**WHAT THE EXERCISE ASKS:**
Your task is to filter the data below down to the lines holding "Check".
>>>
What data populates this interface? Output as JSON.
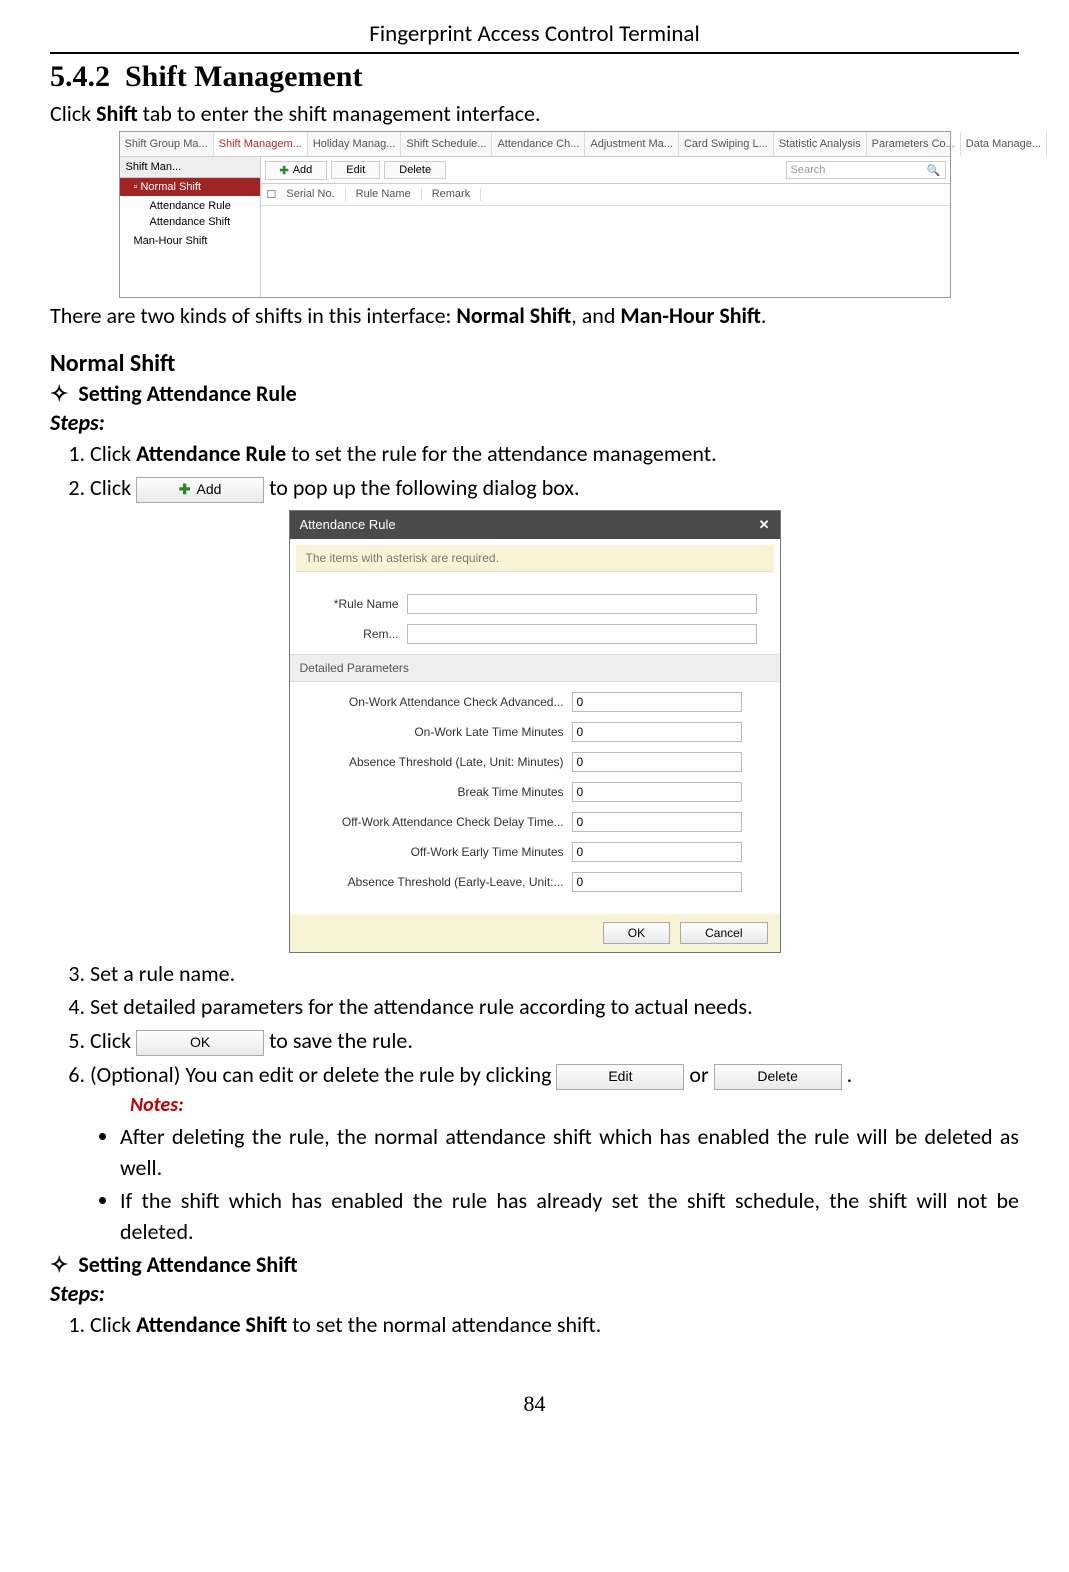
{
  "header": {
    "title": "Fingerprint Access Control Terminal"
  },
  "section": {
    "number": "5.4.2",
    "title": "Shift Management",
    "intro_prefix": "Click ",
    "intro_bold": "Shift",
    "intro_suffix": " tab to enter the shift management interface."
  },
  "shot1": {
    "tabs": [
      "Shift Group Ma...",
      "Shift Managem...",
      "Holiday Manag...",
      "Shift Schedule...",
      "Attendance Ch...",
      "Adjustment Ma...",
      "Card Swiping L...",
      "Statistic Analysis",
      "Parameters Co...",
      "Data Manage..."
    ],
    "active_tab_index": 1,
    "left_header": "Shift Man...",
    "tree": {
      "root": "Normal Shift",
      "children": [
        "Attendance Rule",
        "Attendance Shift"
      ],
      "sibling": "Man-Hour Shift"
    },
    "toolbar": {
      "add": "Add",
      "edit": "Edit",
      "delete": "Delete",
      "search_placeholder": "Search"
    },
    "columns": [
      "Serial No.",
      "Rule Name",
      "Remark"
    ]
  },
  "after_shot1": {
    "prefix": "There are two kinds of shifts in this interface: ",
    "b1": "Normal Shift",
    "mid": ", and ",
    "b2": "Man-Hour Shift",
    "suffix": "."
  },
  "normal_shift_heading": "Normal Shift",
  "setting_rule_heading": "Setting Attendance Rule",
  "steps_label": "Steps:",
  "steps1": {
    "s1_prefix": "Click ",
    "s1_bold": "Attendance Rule",
    "s1_suffix": " to set the rule for the attendance management.",
    "s2_prefix": "Click ",
    "s2_suffix": " to pop up the following dialog box.",
    "s3": "Set a rule name.",
    "s4": "Set detailed parameters for the attendance rule according to actual needs.",
    "s5_prefix": "Click ",
    "s5_suffix": " to save the rule.",
    "s6_prefix": "(Optional) You can edit or delete the rule by clicking ",
    "s6_mid": " or ",
    "s6_suffix": "."
  },
  "inline_buttons": {
    "add": "Add",
    "ok": "OK",
    "edit": "Edit",
    "delete": "Delete"
  },
  "dialog": {
    "title": "Attendance Rule",
    "info": "The items with asterisk are required.",
    "rule_name_label": "*Rule Name",
    "remark_label": "Rem...",
    "section_header": "Detailed Parameters",
    "params": [
      {
        "label": "On-Work Attendance Check Advanced...",
        "value": "0"
      },
      {
        "label": "On-Work Late Time Minutes",
        "value": "0"
      },
      {
        "label": "Absence Threshold (Late, Unit: Minutes)",
        "value": "0"
      },
      {
        "label": "Break Time Minutes",
        "value": "0"
      },
      {
        "label": "Off-Work Attendance Check Delay Time...",
        "value": "0"
      },
      {
        "label": "Off-Work Early Time Minutes",
        "value": "0"
      },
      {
        "label": "Absence Threshold (Early-Leave, Unit:...",
        "value": "0"
      }
    ],
    "ok": "OK",
    "cancel": "Cancel"
  },
  "notes_label": "Notes:",
  "notes": [
    "After deleting the rule, the normal attendance shift which has enabled the rule will be deleted as well.",
    "If the shift which has enabled the rule has already set the shift schedule, the shift will not be deleted."
  ],
  "setting_shift_heading": "Setting Attendance Shift",
  "steps2": {
    "s1_prefix": "Click ",
    "s1_bold": "Attendance Shift",
    "s1_suffix": " to set the normal attendance shift."
  },
  "page_number": "84"
}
<<<
**EXPECTED OUTPUT:**
        "label": "On-Work Attendance Check Advanced...",
        "label": "Off-Work Attendance Check Delay Time...",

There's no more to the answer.